§ WHAT YOU SHOULD DO: Every line of the data must be copied exactly.

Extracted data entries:
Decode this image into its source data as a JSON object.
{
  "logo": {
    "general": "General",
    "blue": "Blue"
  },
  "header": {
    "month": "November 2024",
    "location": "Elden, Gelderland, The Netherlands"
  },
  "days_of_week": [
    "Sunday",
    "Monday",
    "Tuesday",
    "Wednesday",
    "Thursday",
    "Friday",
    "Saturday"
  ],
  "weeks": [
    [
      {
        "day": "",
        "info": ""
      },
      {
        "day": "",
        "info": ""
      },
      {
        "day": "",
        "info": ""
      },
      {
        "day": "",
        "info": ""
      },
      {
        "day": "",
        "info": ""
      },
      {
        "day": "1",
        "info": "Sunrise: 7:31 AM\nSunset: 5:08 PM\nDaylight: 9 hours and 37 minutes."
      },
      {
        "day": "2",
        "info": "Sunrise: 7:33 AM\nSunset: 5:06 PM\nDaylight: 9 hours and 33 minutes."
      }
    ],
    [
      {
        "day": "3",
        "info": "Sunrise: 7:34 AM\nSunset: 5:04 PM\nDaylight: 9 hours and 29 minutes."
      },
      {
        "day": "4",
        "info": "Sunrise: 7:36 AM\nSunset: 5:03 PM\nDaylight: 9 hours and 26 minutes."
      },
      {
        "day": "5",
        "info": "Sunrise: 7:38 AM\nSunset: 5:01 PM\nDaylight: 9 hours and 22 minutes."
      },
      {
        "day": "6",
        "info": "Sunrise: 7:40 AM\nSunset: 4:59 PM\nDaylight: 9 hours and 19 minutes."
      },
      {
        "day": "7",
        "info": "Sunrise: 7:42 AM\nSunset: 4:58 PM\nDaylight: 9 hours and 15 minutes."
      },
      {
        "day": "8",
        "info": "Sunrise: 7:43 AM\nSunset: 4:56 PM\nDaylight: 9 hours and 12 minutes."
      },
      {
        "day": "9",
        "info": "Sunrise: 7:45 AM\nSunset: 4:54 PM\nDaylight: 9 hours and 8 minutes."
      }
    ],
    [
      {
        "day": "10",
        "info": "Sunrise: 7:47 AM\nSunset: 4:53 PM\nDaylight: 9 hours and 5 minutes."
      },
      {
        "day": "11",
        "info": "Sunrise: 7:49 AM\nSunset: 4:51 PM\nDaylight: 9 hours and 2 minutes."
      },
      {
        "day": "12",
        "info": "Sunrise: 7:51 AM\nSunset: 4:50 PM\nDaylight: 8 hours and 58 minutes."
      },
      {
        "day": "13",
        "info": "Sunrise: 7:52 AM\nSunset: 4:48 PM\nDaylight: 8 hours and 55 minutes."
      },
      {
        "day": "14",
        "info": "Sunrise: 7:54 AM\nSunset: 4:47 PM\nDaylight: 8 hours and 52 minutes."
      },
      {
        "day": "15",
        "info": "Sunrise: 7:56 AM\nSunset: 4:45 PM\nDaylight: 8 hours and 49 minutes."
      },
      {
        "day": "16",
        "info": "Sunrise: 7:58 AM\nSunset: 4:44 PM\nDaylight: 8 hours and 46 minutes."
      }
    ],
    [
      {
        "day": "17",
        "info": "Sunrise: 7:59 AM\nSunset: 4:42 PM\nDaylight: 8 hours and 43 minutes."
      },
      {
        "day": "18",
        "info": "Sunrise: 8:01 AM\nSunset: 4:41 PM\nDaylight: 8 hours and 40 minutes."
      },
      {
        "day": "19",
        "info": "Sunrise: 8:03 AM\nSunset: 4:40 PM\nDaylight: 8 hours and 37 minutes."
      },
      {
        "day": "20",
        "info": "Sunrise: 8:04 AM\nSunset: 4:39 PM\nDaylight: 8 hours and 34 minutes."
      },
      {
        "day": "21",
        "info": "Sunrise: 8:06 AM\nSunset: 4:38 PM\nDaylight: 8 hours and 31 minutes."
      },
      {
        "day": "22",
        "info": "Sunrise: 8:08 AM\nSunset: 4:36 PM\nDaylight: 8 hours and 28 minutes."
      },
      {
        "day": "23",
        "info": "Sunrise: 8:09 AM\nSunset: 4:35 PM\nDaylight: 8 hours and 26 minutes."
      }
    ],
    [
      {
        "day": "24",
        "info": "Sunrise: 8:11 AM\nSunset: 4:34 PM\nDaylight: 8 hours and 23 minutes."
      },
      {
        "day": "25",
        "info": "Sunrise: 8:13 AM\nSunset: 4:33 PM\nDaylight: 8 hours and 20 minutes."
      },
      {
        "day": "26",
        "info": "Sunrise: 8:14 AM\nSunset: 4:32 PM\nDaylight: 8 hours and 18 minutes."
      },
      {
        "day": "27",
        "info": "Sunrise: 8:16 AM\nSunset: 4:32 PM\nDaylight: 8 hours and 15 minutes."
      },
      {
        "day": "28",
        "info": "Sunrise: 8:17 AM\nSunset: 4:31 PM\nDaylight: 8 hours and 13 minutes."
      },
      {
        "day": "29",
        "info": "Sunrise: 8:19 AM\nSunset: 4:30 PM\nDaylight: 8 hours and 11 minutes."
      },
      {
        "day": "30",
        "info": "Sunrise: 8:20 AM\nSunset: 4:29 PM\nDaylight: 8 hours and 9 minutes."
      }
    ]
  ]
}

§ RESULT OF THE EXERCISE:
Decode this image into its source data as a JSON object.
{
  "logo": {
    "general": "General",
    "blue": "Blue"
  },
  "header": {
    "month": "November 2024",
    "location": "Elden, Gelderland, The Netherlands"
  },
  "days_of_week": [
    "Sunday",
    "Monday",
    "Tuesday",
    "Wednesday",
    "Thursday",
    "Friday",
    "Saturday"
  ],
  "weeks": [
    [
      {
        "day": "",
        "info": ""
      },
      {
        "day": "",
        "info": ""
      },
      {
        "day": "",
        "info": ""
      },
      {
        "day": "",
        "info": ""
      },
      {
        "day": "",
        "info": ""
      },
      {
        "day": "1",
        "info": "Sunrise: 7:31 AM\nSunset: 5:08 PM\nDaylight: 9 hours and 37 minutes."
      },
      {
        "day": "2",
        "info": "Sunrise: 7:33 AM\nSunset: 5:06 PM\nDaylight: 9 hours and 33 minutes."
      }
    ],
    [
      {
        "day": "3",
        "info": "Sunrise: 7:34 AM\nSunset: 5:04 PM\nDaylight: 9 hours and 29 minutes."
      },
      {
        "day": "4",
        "info": "Sunrise: 7:36 AM\nSunset: 5:03 PM\nDaylight: 9 hours and 26 minutes."
      },
      {
        "day": "5",
        "info": "Sunrise: 7:38 AM\nSunset: 5:01 PM\nDaylight: 9 hours and 22 minutes."
      },
      {
        "day": "6",
        "info": "Sunrise: 7:40 AM\nSunset: 4:59 PM\nDaylight: 9 hours and 19 minutes."
      },
      {
        "day": "7",
        "info": "Sunrise: 7:42 AM\nSunset: 4:58 PM\nDaylight: 9 hours and 15 minutes."
      },
      {
        "day": "8",
        "info": "Sunrise: 7:43 AM\nSunset: 4:56 PM\nDaylight: 9 hours and 12 minutes."
      },
      {
        "day": "9",
        "info": "Sunrise: 7:45 AM\nSunset: 4:54 PM\nDaylight: 9 hours and 8 minutes."
      }
    ],
    [
      {
        "day": "10",
        "info": "Sunrise: 7:47 AM\nSunset: 4:53 PM\nDaylight: 9 hours and 5 minutes."
      },
      {
        "day": "11",
        "info": "Sunrise: 7:49 AM\nSunset: 4:51 PM\nDaylight: 9 hours and 2 minutes."
      },
      {
        "day": "12",
        "info": "Sunrise: 7:51 AM\nSunset: 4:50 PM\nDaylight: 8 hours and 58 minutes."
      },
      {
        "day": "13",
        "info": "Sunrise: 7:52 AM\nSunset: 4:48 PM\nDaylight: 8 hours and 55 minutes."
      },
      {
        "day": "14",
        "info": "Sunrise: 7:54 AM\nSunset: 4:47 PM\nDaylight: 8 hours and 52 minutes."
      },
      {
        "day": "15",
        "info": "Sunrise: 7:56 AM\nSunset: 4:45 PM\nDaylight: 8 hours and 49 minutes."
      },
      {
        "day": "16",
        "info": "Sunrise: 7:58 AM\nSunset: 4:44 PM\nDaylight: 8 hours and 46 minutes."
      }
    ],
    [
      {
        "day": "17",
        "info": "Sunrise: 7:59 AM\nSunset: 4:42 PM\nDaylight: 8 hours and 43 minutes."
      },
      {
        "day": "18",
        "info": "Sunrise: 8:01 AM\nSunset: 4:41 PM\nDaylight: 8 hours and 40 minutes."
      },
      {
        "day": "19",
        "info": "Sunrise: 8:03 AM\nSunset: 4:40 PM\nDaylight: 8 hours and 37 minutes."
      },
      {
        "day": "20",
        "info": "Sunrise: 8:04 AM\nSunset: 4:39 PM\nDaylight: 8 hours and 34 minutes."
      },
      {
        "day": "21",
        "info": "Sunrise: 8:06 AM\nSunset: 4:38 PM\nDaylight: 8 hours and 31 minutes."
      },
      {
        "day": "22",
        "info": "Sunrise: 8:08 AM\nSunset: 4:36 PM\nDaylight: 8 hours and 28 minutes."
      },
      {
        "day": "23",
        "info": "Sunrise: 8:09 AM\nSunset: 4:35 PM\nDaylight: 8 hours and 26 minutes."
      }
    ],
    [
      {
        "day": "24",
        "info": "Sunrise: 8:11 AM\nSunset: 4:34 PM\nDaylight: 8 hours and 23 minutes."
      },
      {
        "day": "25",
        "info": "Sunrise: 8:13 AM\nSunset: 4:33 PM\nDaylight: 8 hours and 20 minutes."
      },
      {
        "day": "26",
        "info": "Sunrise: 8:14 AM\nSunset: 4:32 PM\nDaylight: 8 hours and 18 minutes."
      },
      {
        "day": "27",
        "info": "Sunrise: 8:16 AM\nSunset: 4:32 PM\nDaylight: 8 hours and 15 minutes."
      },
      {
        "day": "28",
        "info": "Sunrise: 8:17 AM\nSunset: 4:31 PM\nDaylight: 8 hours and 13 minutes."
      },
      {
        "day": "29",
        "info": "Sunrise: 8:19 AM\nSunset: 4:30 PM\nDaylight: 8 hours and 11 minutes."
      },
      {
        "day": "30",
        "info": "Sunrise: 8:20 AM\nSunset: 4:29 PM\nDaylight: 8 hours and 9 minutes."
      }
    ]
  ]
}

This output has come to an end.